Work out the number of lines in the records that include the word "annotations"; reply with that number alone.
--------
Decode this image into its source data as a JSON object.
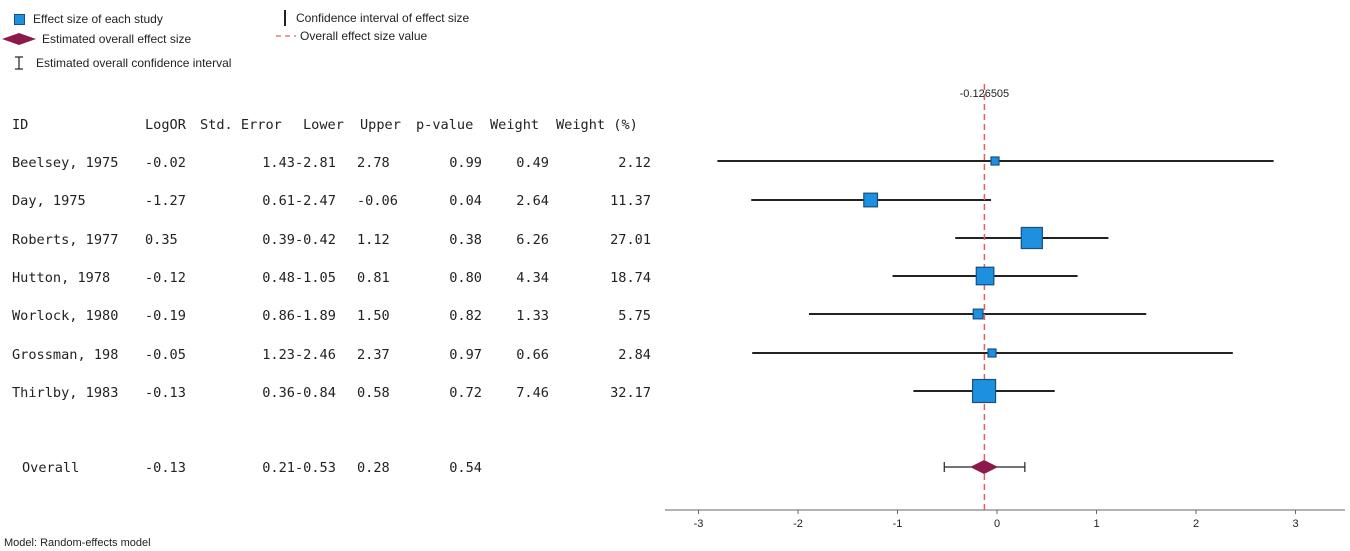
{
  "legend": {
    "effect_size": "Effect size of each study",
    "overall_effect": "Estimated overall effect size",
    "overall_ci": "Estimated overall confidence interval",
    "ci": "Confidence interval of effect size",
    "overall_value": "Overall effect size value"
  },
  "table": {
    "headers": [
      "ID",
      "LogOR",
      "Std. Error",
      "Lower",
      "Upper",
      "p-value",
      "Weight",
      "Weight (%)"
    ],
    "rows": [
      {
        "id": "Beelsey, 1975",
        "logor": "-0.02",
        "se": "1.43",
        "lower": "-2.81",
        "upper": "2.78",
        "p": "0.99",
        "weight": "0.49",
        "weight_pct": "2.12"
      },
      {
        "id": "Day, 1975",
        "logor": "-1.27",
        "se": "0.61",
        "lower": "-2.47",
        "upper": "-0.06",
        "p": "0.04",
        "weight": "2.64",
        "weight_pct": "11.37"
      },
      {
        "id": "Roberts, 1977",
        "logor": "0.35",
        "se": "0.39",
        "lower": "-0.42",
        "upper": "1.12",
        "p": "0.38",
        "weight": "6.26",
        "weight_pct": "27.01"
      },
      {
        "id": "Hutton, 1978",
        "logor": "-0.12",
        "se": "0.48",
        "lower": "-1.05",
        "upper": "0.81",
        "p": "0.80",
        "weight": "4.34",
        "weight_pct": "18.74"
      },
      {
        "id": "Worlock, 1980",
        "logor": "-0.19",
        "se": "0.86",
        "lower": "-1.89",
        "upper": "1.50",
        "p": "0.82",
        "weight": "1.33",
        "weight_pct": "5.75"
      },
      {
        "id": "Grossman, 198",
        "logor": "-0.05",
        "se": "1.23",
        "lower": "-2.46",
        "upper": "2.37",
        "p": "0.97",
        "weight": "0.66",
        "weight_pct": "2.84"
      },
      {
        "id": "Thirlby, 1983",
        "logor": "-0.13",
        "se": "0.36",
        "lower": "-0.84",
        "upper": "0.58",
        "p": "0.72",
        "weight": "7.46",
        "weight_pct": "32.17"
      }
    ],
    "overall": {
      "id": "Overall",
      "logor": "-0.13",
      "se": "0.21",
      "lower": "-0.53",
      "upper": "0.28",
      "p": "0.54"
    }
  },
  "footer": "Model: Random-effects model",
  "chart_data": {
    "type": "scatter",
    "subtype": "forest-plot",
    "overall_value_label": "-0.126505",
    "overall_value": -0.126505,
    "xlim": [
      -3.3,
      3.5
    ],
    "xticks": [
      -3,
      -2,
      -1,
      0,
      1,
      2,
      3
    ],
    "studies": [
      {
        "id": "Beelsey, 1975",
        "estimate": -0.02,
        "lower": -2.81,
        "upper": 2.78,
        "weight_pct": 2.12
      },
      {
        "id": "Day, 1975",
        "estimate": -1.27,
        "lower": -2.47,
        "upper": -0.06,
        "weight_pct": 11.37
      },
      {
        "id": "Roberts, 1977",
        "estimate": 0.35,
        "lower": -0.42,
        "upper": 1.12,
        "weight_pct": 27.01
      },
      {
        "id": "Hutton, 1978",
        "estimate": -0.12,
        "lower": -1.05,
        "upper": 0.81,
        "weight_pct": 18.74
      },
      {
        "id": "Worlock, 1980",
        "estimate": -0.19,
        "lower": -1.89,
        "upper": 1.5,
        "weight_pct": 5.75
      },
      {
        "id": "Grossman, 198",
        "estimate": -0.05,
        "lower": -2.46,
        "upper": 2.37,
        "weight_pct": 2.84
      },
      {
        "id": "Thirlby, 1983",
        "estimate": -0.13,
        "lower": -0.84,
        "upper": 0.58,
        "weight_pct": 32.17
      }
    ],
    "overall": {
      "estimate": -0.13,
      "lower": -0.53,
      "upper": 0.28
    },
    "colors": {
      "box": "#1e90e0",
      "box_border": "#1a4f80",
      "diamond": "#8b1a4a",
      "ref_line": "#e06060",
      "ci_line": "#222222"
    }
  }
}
--------
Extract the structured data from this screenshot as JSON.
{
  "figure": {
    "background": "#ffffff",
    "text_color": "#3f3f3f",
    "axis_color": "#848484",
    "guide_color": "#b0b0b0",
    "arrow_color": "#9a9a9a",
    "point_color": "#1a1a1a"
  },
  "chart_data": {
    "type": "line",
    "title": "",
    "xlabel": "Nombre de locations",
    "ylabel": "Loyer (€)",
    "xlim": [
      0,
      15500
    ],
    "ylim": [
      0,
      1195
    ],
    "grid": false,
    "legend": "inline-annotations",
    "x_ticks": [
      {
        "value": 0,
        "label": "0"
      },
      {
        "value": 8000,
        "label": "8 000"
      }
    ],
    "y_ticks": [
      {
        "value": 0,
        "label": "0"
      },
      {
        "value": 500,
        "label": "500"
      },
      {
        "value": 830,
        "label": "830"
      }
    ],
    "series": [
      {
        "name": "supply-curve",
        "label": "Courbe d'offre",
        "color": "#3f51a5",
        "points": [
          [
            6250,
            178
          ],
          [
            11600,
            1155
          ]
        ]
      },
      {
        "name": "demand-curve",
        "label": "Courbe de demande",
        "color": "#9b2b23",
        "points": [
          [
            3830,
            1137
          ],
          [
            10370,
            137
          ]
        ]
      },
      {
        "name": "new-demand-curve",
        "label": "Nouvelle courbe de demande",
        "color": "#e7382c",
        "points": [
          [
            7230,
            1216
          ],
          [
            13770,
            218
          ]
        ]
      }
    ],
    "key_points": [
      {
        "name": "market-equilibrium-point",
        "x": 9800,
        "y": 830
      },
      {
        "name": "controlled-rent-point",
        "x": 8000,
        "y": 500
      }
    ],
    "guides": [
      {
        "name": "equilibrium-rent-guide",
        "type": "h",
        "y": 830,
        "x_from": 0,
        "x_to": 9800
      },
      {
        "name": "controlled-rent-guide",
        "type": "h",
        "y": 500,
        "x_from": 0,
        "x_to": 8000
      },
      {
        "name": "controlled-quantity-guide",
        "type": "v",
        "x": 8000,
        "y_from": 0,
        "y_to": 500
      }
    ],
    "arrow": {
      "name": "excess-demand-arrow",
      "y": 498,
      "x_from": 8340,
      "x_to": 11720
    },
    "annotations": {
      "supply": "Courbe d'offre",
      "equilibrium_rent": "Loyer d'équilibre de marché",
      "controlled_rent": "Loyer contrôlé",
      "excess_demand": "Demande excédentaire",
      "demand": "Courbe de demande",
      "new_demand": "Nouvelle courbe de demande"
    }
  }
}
--------
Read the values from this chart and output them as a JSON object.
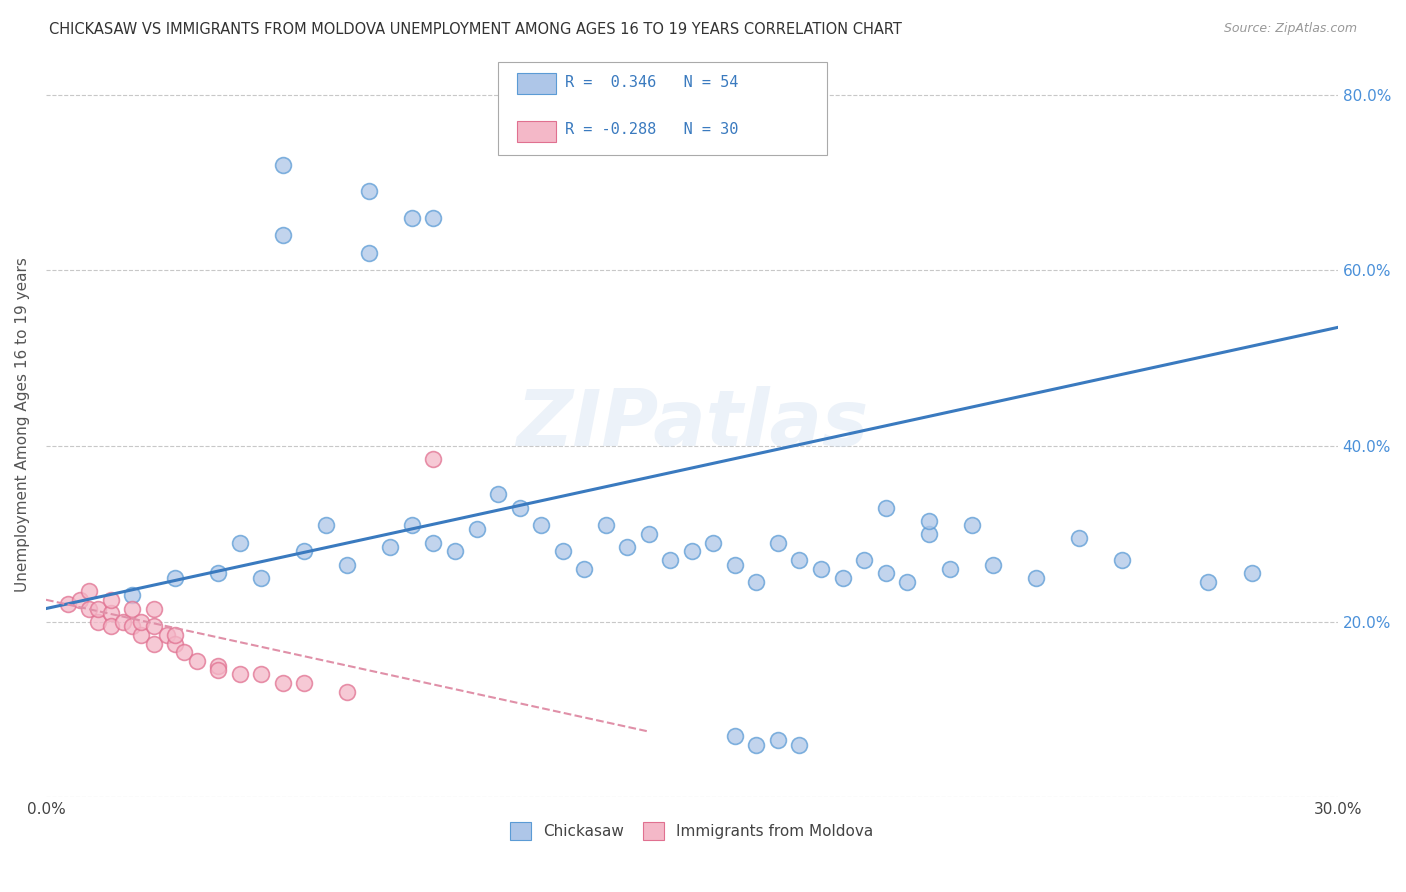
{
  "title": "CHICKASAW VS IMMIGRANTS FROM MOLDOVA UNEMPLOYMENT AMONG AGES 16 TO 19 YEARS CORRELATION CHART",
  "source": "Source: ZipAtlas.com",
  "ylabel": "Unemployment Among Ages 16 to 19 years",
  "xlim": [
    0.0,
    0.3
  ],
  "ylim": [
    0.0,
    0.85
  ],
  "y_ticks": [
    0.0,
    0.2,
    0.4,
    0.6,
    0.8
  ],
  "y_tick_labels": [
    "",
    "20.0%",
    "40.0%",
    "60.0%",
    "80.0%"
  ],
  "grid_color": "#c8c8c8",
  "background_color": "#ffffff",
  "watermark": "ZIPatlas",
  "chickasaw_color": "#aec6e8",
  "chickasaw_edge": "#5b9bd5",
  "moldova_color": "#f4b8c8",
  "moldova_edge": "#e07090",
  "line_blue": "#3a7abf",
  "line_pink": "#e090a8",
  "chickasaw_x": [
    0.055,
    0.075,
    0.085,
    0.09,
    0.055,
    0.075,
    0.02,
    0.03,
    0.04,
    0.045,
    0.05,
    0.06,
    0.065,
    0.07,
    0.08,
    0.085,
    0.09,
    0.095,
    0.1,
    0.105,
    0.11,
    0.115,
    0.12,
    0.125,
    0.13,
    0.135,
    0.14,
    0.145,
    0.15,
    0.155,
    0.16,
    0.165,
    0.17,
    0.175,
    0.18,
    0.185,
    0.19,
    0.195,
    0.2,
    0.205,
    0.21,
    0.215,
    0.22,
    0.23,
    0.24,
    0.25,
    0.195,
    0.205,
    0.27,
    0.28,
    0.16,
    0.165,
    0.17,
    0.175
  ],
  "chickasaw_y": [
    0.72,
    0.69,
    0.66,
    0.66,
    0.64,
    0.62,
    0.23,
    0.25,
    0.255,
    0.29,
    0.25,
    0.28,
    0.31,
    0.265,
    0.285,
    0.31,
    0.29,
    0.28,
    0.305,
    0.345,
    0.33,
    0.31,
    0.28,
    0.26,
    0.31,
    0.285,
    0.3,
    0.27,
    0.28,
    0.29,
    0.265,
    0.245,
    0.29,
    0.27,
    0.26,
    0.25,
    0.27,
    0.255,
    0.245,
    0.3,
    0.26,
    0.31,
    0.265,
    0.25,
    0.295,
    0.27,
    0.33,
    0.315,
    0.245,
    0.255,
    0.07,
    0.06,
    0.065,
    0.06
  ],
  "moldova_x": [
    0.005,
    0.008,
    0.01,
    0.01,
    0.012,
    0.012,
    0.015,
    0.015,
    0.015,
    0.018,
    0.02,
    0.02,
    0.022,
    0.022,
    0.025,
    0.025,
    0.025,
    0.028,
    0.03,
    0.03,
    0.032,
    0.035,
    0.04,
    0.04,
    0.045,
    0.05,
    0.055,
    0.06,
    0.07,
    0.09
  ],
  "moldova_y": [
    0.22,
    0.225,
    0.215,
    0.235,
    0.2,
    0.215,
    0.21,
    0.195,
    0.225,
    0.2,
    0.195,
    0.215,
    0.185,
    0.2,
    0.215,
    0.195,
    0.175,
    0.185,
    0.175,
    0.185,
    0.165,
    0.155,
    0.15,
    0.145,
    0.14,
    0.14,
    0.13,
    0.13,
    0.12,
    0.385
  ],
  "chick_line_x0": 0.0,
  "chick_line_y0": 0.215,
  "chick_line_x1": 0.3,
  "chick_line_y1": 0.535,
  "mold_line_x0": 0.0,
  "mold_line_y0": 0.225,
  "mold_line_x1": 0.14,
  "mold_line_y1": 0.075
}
--------
* **Result for this task**:
2